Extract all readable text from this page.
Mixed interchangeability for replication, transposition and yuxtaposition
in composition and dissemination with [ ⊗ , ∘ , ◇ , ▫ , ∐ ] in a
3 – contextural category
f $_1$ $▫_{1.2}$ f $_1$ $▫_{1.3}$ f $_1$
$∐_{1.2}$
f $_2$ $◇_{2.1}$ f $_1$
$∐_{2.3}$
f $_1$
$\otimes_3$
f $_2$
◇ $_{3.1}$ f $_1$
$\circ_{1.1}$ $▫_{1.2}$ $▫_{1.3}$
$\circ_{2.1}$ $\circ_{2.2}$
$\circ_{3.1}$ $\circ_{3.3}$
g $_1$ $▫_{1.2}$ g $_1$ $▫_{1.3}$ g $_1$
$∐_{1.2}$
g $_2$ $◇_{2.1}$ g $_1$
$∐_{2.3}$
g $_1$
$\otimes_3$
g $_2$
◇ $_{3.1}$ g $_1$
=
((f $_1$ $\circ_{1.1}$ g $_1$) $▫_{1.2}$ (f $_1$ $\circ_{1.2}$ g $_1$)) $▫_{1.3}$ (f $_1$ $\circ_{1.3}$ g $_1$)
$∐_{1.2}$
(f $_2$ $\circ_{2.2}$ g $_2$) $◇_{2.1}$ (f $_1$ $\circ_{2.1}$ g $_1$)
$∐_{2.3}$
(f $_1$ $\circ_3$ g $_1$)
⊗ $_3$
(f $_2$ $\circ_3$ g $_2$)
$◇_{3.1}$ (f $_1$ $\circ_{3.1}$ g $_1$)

__What is needed__: Reproduce the records word for word.

__Completed exercise__:
Extract all readable text from this page.
Mixed interchangeability for replication, transposition and yuxtaposition
in composition and dissemination with [ ⊗ , ∘ , ◇ , ▫ , ∐ ] in a
3 – contextural category
f $_1$ $▫_{1.2}$ f $_1$ $▫_{1.3}$ f $_1$
$∐_{1.2}$
f $_2$ $◇_{2.1}$ f $_1$
$∐_{2.3}$
f $_1$
$\otimes_3$
f $_2$
◇ $_{3.1}$ f $_1$
$\circ_{1.1}$ $▫_{1.2}$ $▫_{1.3}$
$\circ_{2.1}$ $\circ_{2.2}$
$\circ_{3.1}$ $\circ_{3.3}$
g $_1$ $▫_{1.2}$ g $_1$ $▫_{1.3}$ g $_1$
$∐_{1.2}$
g $_2$ $◇_{2.1}$ g $_1$
$∐_{2.3}$
g $_1$
$\otimes_3$
g $_2$
◇ $_{3.1}$ g $_1$
=
((f $_1$ $\circ_{1.1}$ g $_1$) $▫_{1.2}$ (f $_1$ $\circ_{1.2}$ g $_1$)) $▫_{1.3}$ (f $_1$ $\circ_{1.3}$ g $_1$)
$∐_{1.2}$
(f $_2$ $\circ_{2.2}$ g $_2$) $◇_{2.1}$ (f $_1$ $\circ_{2.1}$ g $_1$)
$∐_{2.3}$
(f $_1$ $\circ_3$ g $_1$)
⊗ $_3$
(f $_2$ $\circ_3$ g $_2$)
$◇_{3.1}$ (f $_1$ $\circ_{3.1}$ g $_1$)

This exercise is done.